(REQUIRED TASK) Report how many lines hold the word "JSON"; give nothing but the number.
** BEGIN RECORDS SHOWN **
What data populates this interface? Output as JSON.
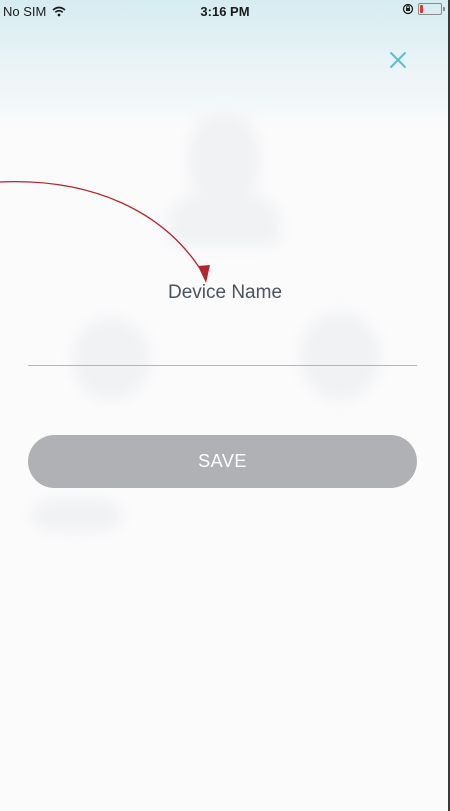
{
  "status_bar": {
    "carrier": "No SIM",
    "time": "3:16 PM",
    "battery_level": 0.15,
    "icons": [
      "wifi-icon",
      "orientation-lock-icon",
      "battery-icon"
    ],
    "battery_color": "#e0353b"
  },
  "header": {
    "close_icon": "close-icon",
    "close_color": "#5bbfd0"
  },
  "form": {
    "title": "Device Name",
    "name_input_value": "",
    "save_label": "SAVE"
  },
  "colors": {
    "save_button": "#b0b1b4",
    "title_text": "#4a5360",
    "annotation_arrow": "#b3262d"
  }
}
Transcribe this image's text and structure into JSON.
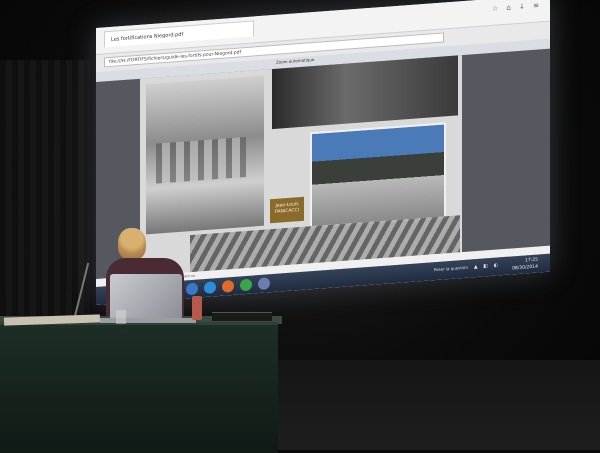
{
  "browser": {
    "tab_title": "Les fortifications Niegord.pdf",
    "url": "file:///H:/FORTIFS/fichiers/guide-les-fortifs-pour-Niegord.pdf",
    "pdf_section": "Zoom automatique"
  },
  "slide": {
    "author_box": "Jean-Louis PANICACCI"
  },
  "status_bar": {
    "text": "gallery n'ouvre de Nouveaux et par leur suivent vu"
  },
  "taskbar": {
    "search_text": "Poser la question",
    "time": "17:25",
    "date": "08/30/2014"
  },
  "colors": {
    "taskbar": "#2a3850",
    "table_cloth": "#1d2e26",
    "presenter_shirt": "#4a2a33"
  }
}
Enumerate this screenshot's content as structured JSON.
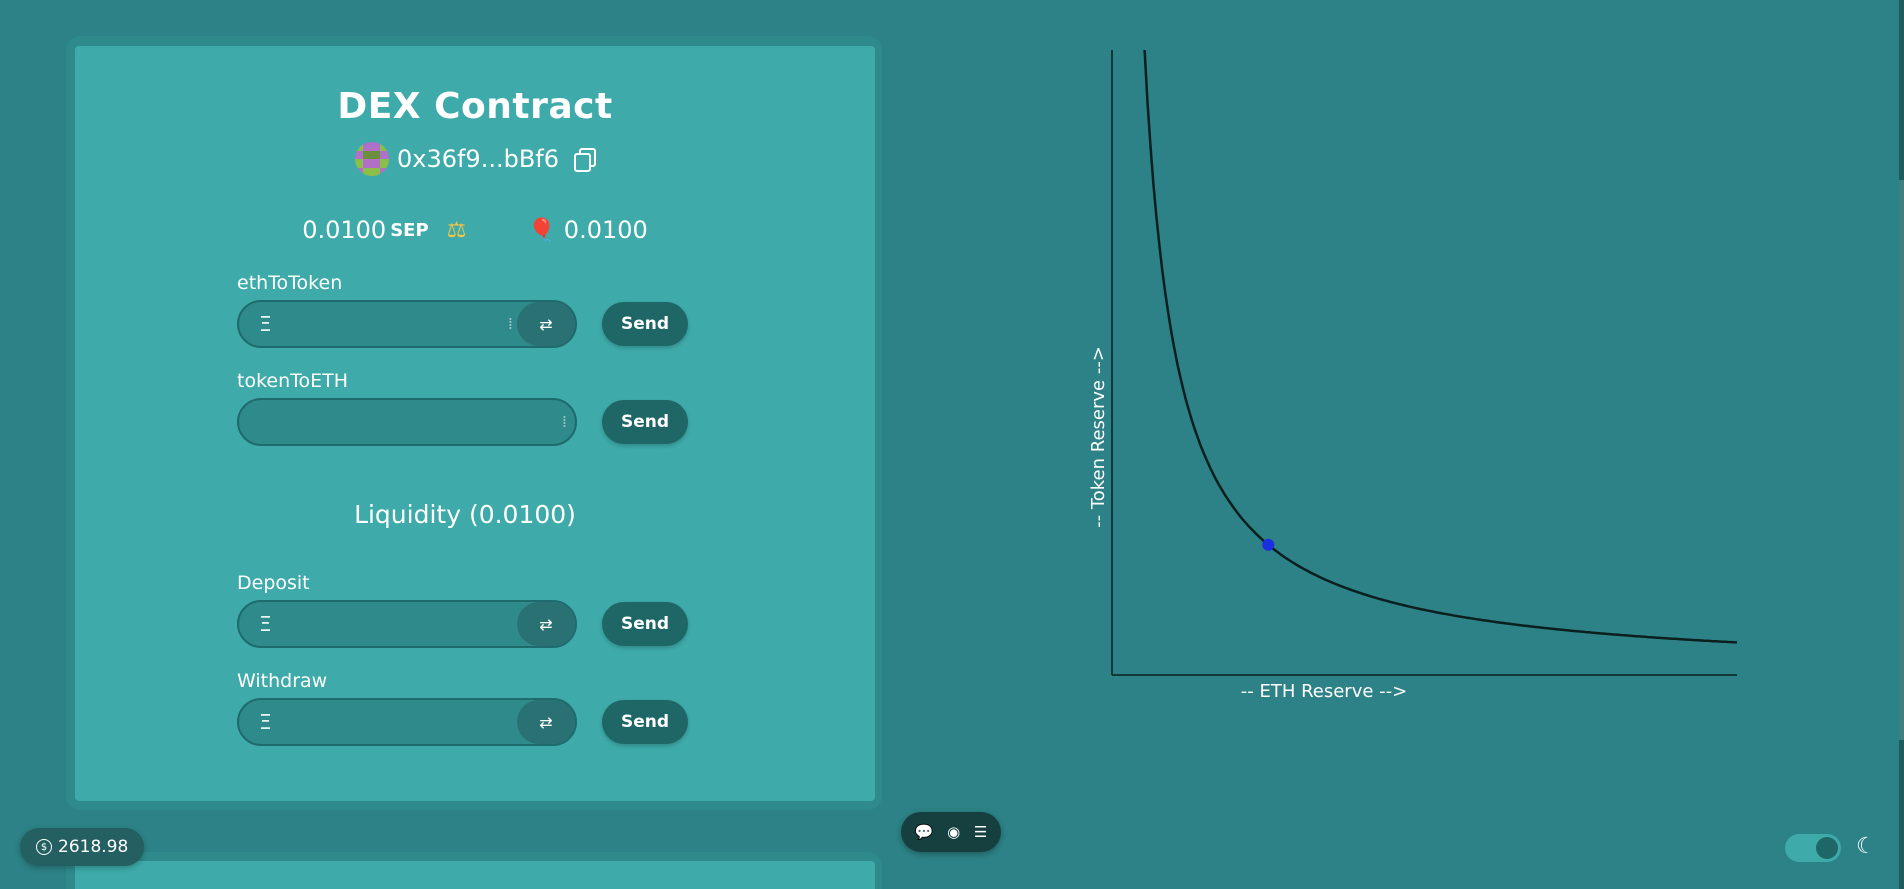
** END RECORDS SHOWN **
(OUTPUT BELOW) 3